──────── Data lines ────────

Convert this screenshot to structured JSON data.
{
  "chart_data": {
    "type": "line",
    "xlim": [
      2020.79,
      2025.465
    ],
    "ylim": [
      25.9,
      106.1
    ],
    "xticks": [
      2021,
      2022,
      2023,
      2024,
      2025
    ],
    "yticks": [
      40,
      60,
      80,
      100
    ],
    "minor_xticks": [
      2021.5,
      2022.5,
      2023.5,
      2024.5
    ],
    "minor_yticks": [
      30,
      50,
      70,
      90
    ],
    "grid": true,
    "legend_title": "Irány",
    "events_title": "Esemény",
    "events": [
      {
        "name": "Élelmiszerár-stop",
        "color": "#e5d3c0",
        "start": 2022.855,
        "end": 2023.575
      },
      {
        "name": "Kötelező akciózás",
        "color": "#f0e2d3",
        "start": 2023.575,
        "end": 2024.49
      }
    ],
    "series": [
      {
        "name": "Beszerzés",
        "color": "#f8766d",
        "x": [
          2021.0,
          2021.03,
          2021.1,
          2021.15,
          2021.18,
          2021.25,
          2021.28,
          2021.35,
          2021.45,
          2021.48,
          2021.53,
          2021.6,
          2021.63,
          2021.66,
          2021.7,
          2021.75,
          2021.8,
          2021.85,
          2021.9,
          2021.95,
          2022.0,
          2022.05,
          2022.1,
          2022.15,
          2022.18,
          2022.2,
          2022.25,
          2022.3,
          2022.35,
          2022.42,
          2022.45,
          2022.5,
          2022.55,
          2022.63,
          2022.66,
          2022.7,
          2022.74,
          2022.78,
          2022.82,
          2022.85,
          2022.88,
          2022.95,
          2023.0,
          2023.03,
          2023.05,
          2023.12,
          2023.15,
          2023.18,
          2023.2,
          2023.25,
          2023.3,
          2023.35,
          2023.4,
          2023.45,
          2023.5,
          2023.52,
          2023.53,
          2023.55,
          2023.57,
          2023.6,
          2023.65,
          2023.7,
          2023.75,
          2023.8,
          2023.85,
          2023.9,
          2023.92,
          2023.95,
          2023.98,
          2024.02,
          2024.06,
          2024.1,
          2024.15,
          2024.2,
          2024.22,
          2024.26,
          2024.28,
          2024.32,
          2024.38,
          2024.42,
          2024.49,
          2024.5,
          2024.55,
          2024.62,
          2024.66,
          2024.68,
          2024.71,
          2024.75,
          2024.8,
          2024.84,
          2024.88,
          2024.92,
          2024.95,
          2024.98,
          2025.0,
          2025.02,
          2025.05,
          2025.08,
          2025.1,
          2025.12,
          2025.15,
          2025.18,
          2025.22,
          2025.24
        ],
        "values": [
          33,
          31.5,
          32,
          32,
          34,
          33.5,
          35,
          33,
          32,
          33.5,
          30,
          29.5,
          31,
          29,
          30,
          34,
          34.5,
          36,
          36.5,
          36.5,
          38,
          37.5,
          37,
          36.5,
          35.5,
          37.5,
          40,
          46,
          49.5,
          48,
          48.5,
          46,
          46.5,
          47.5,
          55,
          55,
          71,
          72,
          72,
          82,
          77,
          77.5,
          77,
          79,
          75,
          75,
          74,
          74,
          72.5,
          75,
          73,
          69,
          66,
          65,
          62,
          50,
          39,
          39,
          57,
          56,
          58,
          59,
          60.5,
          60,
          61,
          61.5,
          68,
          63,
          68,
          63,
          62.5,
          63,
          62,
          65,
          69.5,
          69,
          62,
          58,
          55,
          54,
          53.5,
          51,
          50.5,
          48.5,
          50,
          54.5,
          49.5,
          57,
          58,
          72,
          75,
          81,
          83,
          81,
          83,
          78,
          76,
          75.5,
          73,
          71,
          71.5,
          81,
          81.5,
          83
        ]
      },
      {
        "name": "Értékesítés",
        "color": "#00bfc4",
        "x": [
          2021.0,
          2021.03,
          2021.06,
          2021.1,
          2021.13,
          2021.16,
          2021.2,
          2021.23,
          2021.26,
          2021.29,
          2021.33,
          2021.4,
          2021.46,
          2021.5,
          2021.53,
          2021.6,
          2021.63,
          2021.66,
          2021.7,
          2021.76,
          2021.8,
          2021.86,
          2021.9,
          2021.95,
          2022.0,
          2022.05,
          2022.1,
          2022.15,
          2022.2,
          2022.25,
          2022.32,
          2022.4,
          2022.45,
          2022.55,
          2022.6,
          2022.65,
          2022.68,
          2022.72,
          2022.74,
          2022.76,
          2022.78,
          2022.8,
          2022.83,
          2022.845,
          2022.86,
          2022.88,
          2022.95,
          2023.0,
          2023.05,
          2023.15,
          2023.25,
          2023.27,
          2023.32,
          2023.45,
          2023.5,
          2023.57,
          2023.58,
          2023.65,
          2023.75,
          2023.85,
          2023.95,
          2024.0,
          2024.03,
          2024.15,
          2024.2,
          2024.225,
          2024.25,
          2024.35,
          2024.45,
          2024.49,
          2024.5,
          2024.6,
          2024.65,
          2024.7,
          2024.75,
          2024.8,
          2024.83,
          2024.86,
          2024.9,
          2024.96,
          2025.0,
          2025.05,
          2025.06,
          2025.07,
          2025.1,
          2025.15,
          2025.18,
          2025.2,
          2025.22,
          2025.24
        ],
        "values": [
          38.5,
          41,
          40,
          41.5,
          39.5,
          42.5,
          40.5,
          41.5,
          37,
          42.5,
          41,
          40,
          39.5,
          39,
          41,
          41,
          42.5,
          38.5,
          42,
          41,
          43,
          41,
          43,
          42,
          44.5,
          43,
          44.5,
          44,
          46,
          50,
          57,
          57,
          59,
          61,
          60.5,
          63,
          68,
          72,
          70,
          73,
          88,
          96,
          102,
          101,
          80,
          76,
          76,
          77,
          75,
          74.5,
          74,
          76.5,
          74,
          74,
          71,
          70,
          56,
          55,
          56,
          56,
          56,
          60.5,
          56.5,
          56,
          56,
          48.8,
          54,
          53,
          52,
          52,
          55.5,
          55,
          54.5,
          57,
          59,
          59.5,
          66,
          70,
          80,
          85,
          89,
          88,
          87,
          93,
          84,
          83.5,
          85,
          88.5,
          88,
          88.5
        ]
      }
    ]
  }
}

────────

### [Given task]
Output the entries verbatim.

### [Full solution]
Convert this screenshot to structured JSON data.
{
  "chart_data": {
    "type": "line",
    "xlim": [
      2020.79,
      2025.465
    ],
    "ylim": [
      25.9,
      106.1
    ],
    "xticks": [
      2021,
      2022,
      2023,
      2024,
      2025
    ],
    "yticks": [
      40,
      60,
      80,
      100
    ],
    "minor_xticks": [
      2021.5,
      2022.5,
      2023.5,
      2024.5
    ],
    "minor_yticks": [
      30,
      50,
      70,
      90
    ],
    "grid": true,
    "legend_title": "Irány",
    "events_title": "Esemény",
    "events": [
      {
        "name": "Élelmiszerár-stop",
        "color": "#e5d3c0",
        "start": 2022.855,
        "end": 2023.575
      },
      {
        "name": "Kötelező akciózás",
        "color": "#f0e2d3",
        "start": 2023.575,
        "end": 2024.49
      }
    ],
    "series": [
      {
        "name": "Beszerzés",
        "color": "#f8766d",
        "x": [
          2021.0,
          2021.03,
          2021.1,
          2021.15,
          2021.18,
          2021.25,
          2021.28,
          2021.35,
          2021.45,
          2021.48,
          2021.53,
          2021.6,
          2021.63,
          2021.66,
          2021.7,
          2021.75,
          2021.8,
          2021.85,
          2021.9,
          2021.95,
          2022.0,
          2022.05,
          2022.1,
          2022.15,
          2022.18,
          2022.2,
          2022.25,
          2022.3,
          2022.35,
          2022.42,
          2022.45,
          2022.5,
          2022.55,
          2022.63,
          2022.66,
          2022.7,
          2022.74,
          2022.78,
          2022.82,
          2022.85,
          2022.88,
          2022.95,
          2023.0,
          2023.03,
          2023.05,
          2023.12,
          2023.15,
          2023.18,
          2023.2,
          2023.25,
          2023.3,
          2023.35,
          2023.4,
          2023.45,
          2023.5,
          2023.52,
          2023.53,
          2023.55,
          2023.57,
          2023.6,
          2023.65,
          2023.7,
          2023.75,
          2023.8,
          2023.85,
          2023.9,
          2023.92,
          2023.95,
          2023.98,
          2024.02,
          2024.06,
          2024.1,
          2024.15,
          2024.2,
          2024.22,
          2024.26,
          2024.28,
          2024.32,
          2024.38,
          2024.42,
          2024.49,
          2024.5,
          2024.55,
          2024.62,
          2024.66,
          2024.68,
          2024.71,
          2024.75,
          2024.8,
          2024.84,
          2024.88,
          2024.92,
          2024.95,
          2024.98,
          2025.0,
          2025.02,
          2025.05,
          2025.08,
          2025.1,
          2025.12,
          2025.15,
          2025.18,
          2025.22,
          2025.24
        ],
        "values": [
          33,
          31.5,
          32,
          32,
          34,
          33.5,
          35,
          33,
          32,
          33.5,
          30,
          29.5,
          31,
          29,
          30,
          34,
          34.5,
          36,
          36.5,
          36.5,
          38,
          37.5,
          37,
          36.5,
          35.5,
          37.5,
          40,
          46,
          49.5,
          48,
          48.5,
          46,
          46.5,
          47.5,
          55,
          55,
          71,
          72,
          72,
          82,
          77,
          77.5,
          77,
          79,
          75,
          75,
          74,
          74,
          72.5,
          75,
          73,
          69,
          66,
          65,
          62,
          50,
          39,
          39,
          57,
          56,
          58,
          59,
          60.5,
          60,
          61,
          61.5,
          68,
          63,
          68,
          63,
          62.5,
          63,
          62,
          65,
          69.5,
          69,
          62,
          58,
          55,
          54,
          53.5,
          51,
          50.5,
          48.5,
          50,
          54.5,
          49.5,
          57,
          58,
          72,
          75,
          81,
          83,
          81,
          83,
          78,
          76,
          75.5,
          73,
          71,
          71.5,
          81,
          81.5,
          83
        ]
      },
      {
        "name": "Értékesítés",
        "color": "#00bfc4",
        "x": [
          2021.0,
          2021.03,
          2021.06,
          2021.1,
          2021.13,
          2021.16,
          2021.2,
          2021.23,
          2021.26,
          2021.29,
          2021.33,
          2021.4,
          2021.46,
          2021.5,
          2021.53,
          2021.6,
          2021.63,
          2021.66,
          2021.7,
          2021.76,
          2021.8,
          2021.86,
          2021.9,
          2021.95,
          2022.0,
          2022.05,
          2022.1,
          2022.15,
          2022.2,
          2022.25,
          2022.32,
          2022.4,
          2022.45,
          2022.55,
          2022.6,
          2022.65,
          2022.68,
          2022.72,
          2022.74,
          2022.76,
          2022.78,
          2022.8,
          2022.83,
          2022.845,
          2022.86,
          2022.88,
          2022.95,
          2023.0,
          2023.05,
          2023.15,
          2023.25,
          2023.27,
          2023.32,
          2023.45,
          2023.5,
          2023.57,
          2023.58,
          2023.65,
          2023.75,
          2023.85,
          2023.95,
          2024.0,
          2024.03,
          2024.15,
          2024.2,
          2024.225,
          2024.25,
          2024.35,
          2024.45,
          2024.49,
          2024.5,
          2024.6,
          2024.65,
          2024.7,
          2024.75,
          2024.8,
          2024.83,
          2024.86,
          2024.9,
          2024.96,
          2025.0,
          2025.05,
          2025.06,
          2025.07,
          2025.1,
          2025.15,
          2025.18,
          2025.2,
          2025.22,
          2025.24
        ],
        "values": [
          38.5,
          41,
          40,
          41.5,
          39.5,
          42.5,
          40.5,
          41.5,
          37,
          42.5,
          41,
          40,
          39.5,
          39,
          41,
          41,
          42.5,
          38.5,
          42,
          41,
          43,
          41,
          43,
          42,
          44.5,
          43,
          44.5,
          44,
          46,
          50,
          57,
          57,
          59,
          61,
          60.5,
          63,
          68,
          72,
          70,
          73,
          88,
          96,
          102,
          101,
          80,
          76,
          76,
          77,
          75,
          74.5,
          74,
          76.5,
          74,
          74,
          71,
          70,
          56,
          55,
          56,
          56,
          56,
          60.5,
          56.5,
          56,
          56,
          48.8,
          54,
          53,
          52,
          52,
          55.5,
          55,
          54.5,
          57,
          59,
          59.5,
          66,
          70,
          80,
          85,
          89,
          88,
          87,
          93,
          84,
          83.5,
          85,
          88.5,
          88,
          88.5
        ]
      }
    ]
  }
}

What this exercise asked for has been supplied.